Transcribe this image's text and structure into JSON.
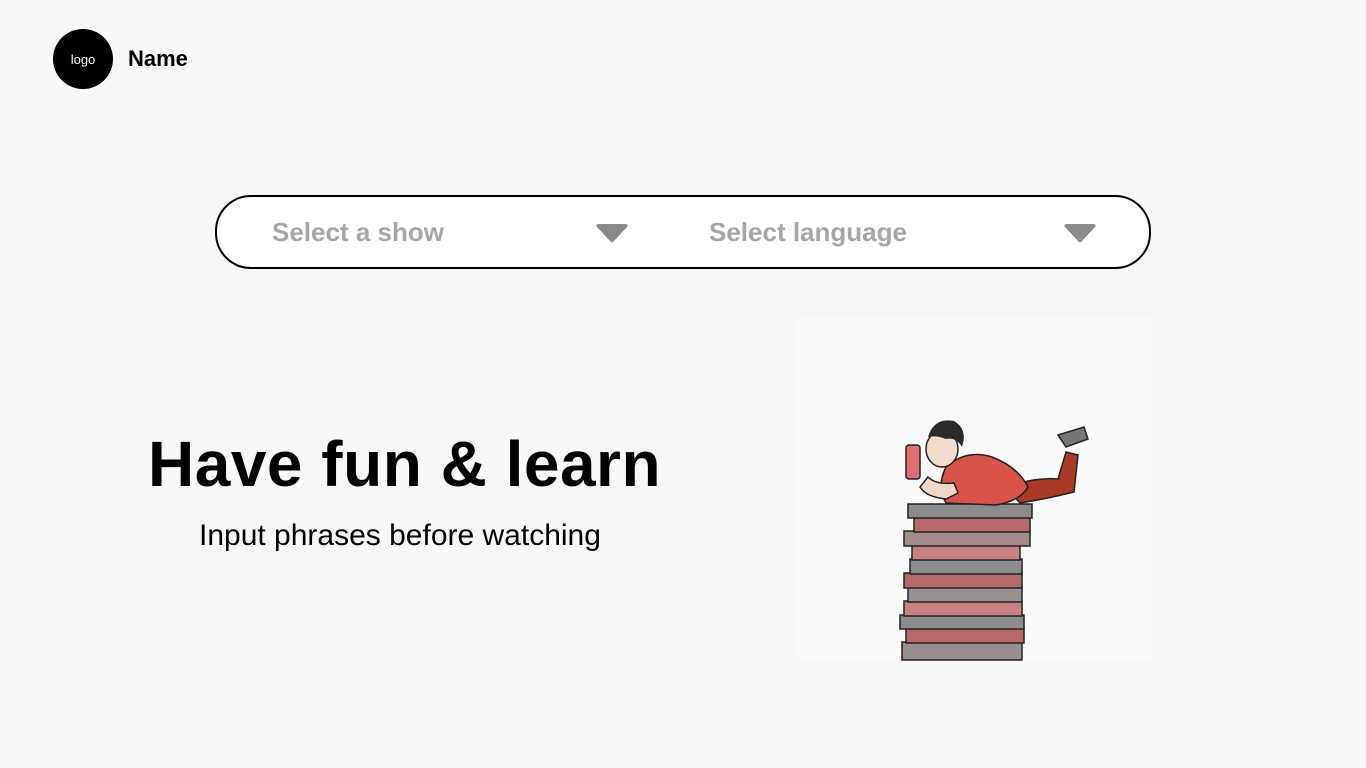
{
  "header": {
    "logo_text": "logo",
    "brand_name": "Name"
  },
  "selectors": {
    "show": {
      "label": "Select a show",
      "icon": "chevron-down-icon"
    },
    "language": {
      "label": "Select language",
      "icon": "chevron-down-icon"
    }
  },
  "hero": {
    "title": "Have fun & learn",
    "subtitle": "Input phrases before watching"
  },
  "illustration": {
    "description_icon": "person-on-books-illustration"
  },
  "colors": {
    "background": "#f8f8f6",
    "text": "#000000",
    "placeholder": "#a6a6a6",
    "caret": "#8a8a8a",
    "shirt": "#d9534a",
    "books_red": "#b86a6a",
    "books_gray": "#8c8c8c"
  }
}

• • • • •

The task:
Identify and extract each line of the listing that contains "illustration".

Answer for the task:
  "illustration": {
    "description_icon": "person-on-books-illustration"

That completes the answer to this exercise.